Un bloc de données:
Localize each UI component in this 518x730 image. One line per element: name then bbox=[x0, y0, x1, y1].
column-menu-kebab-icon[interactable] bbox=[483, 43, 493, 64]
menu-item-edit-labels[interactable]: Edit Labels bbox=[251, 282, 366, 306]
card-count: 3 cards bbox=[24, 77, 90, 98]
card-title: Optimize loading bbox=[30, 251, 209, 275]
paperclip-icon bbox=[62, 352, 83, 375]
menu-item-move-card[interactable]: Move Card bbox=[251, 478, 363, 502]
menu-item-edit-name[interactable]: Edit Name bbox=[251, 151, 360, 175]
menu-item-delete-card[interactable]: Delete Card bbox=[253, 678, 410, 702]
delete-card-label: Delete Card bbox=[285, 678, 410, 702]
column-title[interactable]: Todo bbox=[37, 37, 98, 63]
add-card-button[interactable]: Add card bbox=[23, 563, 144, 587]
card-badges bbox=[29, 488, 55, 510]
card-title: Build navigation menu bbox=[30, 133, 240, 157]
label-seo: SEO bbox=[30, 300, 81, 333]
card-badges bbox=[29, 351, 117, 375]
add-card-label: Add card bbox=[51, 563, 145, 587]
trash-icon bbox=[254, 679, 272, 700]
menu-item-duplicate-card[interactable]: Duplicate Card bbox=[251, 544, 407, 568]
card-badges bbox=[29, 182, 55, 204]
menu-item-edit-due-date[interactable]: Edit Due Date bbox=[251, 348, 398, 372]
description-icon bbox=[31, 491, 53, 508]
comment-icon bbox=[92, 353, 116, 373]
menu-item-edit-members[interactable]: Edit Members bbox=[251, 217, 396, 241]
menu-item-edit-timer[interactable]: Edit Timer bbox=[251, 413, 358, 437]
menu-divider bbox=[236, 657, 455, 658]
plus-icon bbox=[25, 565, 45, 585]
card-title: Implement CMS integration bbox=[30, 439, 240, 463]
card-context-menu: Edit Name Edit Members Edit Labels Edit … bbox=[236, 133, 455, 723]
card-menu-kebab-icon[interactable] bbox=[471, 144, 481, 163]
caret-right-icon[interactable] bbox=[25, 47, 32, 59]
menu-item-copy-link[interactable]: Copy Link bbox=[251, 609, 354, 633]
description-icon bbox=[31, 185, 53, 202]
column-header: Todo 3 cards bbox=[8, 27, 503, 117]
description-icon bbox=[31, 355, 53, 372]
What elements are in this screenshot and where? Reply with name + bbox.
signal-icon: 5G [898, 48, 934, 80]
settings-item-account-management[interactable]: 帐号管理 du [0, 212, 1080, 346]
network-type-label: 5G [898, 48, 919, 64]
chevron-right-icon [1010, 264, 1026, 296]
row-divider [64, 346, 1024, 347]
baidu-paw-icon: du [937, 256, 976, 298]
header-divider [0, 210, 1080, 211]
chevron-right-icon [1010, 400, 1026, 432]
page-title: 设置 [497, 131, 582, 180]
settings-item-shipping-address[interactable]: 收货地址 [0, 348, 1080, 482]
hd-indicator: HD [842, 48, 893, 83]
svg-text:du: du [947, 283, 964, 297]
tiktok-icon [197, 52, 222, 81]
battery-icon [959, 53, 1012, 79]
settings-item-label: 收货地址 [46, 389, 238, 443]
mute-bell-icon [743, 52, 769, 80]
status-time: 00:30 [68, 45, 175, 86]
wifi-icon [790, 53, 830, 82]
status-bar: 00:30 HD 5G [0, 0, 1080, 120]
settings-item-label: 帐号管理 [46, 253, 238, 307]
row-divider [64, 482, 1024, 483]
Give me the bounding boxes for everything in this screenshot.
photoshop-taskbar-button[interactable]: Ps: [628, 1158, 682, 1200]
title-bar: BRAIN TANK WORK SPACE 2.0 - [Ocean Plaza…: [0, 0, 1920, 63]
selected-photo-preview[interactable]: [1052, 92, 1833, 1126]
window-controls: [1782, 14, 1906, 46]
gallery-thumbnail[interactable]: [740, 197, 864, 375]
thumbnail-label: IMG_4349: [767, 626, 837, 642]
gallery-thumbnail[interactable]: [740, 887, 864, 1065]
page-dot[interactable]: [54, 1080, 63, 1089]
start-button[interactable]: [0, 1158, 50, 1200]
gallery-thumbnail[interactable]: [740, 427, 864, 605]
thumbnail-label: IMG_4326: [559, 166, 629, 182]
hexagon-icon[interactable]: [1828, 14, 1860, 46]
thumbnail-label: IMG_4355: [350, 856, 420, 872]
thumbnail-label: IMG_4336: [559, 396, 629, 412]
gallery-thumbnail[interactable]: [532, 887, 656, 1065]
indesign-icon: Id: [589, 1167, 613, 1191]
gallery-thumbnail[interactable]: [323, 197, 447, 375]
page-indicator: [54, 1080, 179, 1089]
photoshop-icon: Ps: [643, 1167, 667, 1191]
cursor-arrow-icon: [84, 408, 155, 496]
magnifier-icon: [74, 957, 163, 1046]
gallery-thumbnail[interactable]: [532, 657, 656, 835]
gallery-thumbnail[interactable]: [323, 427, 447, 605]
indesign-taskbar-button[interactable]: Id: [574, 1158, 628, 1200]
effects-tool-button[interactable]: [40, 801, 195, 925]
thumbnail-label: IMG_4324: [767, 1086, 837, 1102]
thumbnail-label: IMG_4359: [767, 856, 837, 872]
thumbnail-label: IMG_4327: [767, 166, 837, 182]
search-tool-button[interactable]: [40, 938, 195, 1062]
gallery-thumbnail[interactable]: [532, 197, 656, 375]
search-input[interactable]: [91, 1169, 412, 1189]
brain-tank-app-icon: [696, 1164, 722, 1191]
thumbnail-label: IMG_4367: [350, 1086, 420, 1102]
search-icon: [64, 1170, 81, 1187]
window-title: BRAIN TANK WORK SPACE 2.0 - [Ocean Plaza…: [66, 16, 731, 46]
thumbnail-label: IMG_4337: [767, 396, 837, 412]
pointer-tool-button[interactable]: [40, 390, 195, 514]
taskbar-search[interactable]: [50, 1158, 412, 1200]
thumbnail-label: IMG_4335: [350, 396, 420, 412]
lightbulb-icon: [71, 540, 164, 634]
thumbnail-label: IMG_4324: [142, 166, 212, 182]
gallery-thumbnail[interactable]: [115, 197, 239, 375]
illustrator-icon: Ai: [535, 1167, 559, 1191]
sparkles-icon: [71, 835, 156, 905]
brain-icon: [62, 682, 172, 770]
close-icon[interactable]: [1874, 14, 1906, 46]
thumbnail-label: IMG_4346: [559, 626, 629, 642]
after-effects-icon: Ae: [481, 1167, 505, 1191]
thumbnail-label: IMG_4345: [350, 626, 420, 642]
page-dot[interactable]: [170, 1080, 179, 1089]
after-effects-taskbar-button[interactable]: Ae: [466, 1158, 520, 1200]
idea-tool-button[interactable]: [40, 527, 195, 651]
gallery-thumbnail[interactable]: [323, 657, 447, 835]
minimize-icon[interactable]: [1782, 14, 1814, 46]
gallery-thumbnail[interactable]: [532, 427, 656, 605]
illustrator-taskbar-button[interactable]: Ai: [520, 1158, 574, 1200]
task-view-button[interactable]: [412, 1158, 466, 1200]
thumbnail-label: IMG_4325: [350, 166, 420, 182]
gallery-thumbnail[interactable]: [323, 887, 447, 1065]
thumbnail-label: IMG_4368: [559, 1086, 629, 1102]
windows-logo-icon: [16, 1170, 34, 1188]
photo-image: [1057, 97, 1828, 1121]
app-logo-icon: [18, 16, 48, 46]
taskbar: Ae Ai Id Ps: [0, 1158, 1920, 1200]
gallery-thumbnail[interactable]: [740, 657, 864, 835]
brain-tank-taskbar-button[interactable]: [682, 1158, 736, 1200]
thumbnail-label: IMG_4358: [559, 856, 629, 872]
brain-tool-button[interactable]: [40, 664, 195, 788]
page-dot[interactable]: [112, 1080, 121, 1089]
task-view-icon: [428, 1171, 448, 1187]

_Problème à résoudre_.
Présentez sous forme de tableau Markdown les lignes situées entre le début des entrées et la ligne qui contient "menu-item-move-card[interactable]: Move Card", incluse, en omettant les lignes vides. Utilisez deux colonnes intitulées « Numéro » et « Contenu de la ligne ».

_Réponse de l'exercice_.
| Numéro | Contenu de la ligne |
|---|---|
| 1 | Localize each UI component in this 518x730 image. One line per element: name then bbox=[x0, y0, x1, y1]. |
| 2 | column-menu-kebab-icon[interactable] bbox=[483, 43, 493, 64] |
| 3 | menu-item-edit-labels[interactable]: Edit Labels bbox=[251, 282, 366, 306] |
| 4 | card-count: 3 cards bbox=[24, 77, 90, 98] |
| 5 | card-title: Optimize loading bbox=[30, 251, 209, 275] |
| 6 | paperclip-icon bbox=[62, 352, 83, 375] |
| 7 | menu-item-move-card[interactable]: Move Card bbox=[251, 478, 363, 502] |